_Given exercise_. From the records, pick out and copy each line containing "plus".

# Material supplied start

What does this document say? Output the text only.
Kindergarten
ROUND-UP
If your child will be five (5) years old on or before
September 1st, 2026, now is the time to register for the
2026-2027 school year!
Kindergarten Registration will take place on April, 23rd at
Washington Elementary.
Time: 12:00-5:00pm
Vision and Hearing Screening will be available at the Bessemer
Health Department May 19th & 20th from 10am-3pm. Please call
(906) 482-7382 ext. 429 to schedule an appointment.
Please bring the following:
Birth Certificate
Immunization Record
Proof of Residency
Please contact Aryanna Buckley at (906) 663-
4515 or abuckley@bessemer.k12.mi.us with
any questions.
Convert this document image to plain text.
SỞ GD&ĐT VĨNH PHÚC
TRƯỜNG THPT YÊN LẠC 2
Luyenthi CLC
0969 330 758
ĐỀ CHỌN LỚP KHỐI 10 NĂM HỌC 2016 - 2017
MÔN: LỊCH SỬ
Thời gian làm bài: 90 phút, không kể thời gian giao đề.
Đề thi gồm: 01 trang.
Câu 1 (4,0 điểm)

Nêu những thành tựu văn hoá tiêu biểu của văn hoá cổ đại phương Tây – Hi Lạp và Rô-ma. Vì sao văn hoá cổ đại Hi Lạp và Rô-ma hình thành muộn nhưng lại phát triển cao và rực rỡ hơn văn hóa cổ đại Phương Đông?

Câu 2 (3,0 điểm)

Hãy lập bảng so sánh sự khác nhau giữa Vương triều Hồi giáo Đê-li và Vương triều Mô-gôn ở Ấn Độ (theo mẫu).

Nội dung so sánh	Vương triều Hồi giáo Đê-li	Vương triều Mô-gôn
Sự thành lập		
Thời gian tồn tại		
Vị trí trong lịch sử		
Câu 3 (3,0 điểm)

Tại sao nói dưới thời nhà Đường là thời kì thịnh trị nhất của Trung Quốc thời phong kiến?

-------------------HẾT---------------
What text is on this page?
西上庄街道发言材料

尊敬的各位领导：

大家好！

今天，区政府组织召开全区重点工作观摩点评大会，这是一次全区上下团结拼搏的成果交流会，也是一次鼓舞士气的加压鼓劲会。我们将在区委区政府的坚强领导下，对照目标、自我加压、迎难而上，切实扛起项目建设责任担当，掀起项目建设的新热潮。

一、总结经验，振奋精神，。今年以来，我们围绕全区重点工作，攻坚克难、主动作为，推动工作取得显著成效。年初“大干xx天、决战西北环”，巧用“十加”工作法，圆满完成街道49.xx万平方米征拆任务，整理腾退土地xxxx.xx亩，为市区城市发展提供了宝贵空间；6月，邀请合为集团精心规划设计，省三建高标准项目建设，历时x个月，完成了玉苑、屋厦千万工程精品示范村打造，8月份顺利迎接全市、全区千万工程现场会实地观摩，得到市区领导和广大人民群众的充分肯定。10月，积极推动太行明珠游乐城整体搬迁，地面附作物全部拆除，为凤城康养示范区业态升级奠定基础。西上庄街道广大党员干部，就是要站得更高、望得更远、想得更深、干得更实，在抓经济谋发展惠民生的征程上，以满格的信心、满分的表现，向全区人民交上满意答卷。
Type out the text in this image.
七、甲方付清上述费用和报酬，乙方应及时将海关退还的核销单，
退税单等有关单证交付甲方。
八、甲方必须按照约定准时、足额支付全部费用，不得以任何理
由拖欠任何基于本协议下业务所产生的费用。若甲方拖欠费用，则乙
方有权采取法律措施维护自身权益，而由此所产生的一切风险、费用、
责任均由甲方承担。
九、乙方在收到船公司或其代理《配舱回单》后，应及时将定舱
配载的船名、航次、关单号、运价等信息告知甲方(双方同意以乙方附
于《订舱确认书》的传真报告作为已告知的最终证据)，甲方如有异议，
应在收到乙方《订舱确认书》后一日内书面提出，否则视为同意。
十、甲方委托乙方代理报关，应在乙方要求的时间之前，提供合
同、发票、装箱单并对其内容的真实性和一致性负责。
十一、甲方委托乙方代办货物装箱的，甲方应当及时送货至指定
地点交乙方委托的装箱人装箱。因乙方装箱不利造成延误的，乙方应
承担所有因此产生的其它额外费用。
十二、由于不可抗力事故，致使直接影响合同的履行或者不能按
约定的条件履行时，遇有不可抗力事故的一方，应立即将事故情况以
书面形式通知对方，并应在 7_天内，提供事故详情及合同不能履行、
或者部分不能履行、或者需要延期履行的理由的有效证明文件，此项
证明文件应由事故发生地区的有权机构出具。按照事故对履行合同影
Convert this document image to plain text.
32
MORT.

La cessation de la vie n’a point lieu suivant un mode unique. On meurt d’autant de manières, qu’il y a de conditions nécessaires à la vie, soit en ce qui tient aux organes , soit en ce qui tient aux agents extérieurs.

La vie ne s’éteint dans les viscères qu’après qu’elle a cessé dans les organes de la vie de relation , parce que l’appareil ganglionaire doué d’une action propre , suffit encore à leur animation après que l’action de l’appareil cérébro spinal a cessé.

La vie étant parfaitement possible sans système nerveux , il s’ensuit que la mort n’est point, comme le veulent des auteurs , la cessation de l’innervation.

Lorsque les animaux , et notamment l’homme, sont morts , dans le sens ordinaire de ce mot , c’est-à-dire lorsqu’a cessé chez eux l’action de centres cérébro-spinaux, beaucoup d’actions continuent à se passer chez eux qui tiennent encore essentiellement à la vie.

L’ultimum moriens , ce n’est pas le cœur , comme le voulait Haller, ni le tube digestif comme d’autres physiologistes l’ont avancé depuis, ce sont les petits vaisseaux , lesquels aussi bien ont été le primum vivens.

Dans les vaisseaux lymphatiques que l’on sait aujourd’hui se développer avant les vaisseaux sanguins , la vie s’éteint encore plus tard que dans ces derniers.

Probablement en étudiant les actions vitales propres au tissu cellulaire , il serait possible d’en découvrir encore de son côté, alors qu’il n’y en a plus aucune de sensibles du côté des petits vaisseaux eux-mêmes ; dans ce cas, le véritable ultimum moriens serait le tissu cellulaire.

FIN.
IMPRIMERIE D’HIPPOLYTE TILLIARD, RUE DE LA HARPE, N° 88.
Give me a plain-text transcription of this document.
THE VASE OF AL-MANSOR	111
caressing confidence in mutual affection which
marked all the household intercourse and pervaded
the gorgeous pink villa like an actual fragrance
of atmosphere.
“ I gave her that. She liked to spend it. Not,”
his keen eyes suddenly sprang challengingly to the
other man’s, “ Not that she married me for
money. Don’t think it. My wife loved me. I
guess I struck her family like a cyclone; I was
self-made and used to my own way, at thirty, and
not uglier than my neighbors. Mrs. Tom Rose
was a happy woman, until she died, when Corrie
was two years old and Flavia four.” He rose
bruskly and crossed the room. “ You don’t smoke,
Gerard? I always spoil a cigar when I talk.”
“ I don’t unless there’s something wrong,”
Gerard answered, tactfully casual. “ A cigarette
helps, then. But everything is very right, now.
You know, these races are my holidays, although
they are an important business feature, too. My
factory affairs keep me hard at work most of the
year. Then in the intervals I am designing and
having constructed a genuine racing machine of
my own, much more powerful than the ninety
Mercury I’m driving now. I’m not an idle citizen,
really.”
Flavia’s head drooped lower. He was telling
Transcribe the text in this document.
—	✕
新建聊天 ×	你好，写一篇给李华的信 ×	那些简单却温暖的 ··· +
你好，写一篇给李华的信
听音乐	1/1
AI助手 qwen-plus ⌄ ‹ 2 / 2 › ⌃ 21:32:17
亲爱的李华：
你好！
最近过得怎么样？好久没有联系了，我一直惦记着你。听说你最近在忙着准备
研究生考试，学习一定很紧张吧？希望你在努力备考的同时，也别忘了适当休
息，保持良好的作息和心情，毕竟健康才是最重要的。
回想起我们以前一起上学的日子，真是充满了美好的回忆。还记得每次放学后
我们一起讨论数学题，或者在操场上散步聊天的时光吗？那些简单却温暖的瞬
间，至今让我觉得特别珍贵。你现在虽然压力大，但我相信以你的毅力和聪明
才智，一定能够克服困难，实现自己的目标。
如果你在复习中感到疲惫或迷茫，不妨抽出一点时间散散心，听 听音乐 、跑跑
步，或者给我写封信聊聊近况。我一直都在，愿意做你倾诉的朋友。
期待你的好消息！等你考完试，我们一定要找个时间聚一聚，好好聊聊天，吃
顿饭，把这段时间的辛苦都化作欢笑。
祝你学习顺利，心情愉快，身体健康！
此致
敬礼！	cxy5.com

# Material supplied end

_The solution_.
Dans les vaisseaux lymphatiques que l’on sait aujourd’hui se développer avant les vaisseaux sanguins , la vie s’éteint encore plus tard que dans ces derniers.
Probablement en étudiant les actions vitales propres au tissu cellulaire , il serait possible d’en découvrir encore de son côté, alors qu’il n’y en a plus aucune de sensibles du côté des petits vaisseaux eux-mêmes ; dans ce cas, le véritable ultimum moriens serait le tissu cellulaire.
AI助手 qwen-plus ⌄ ‹ 2 / 2 › ⌃ 21:32:17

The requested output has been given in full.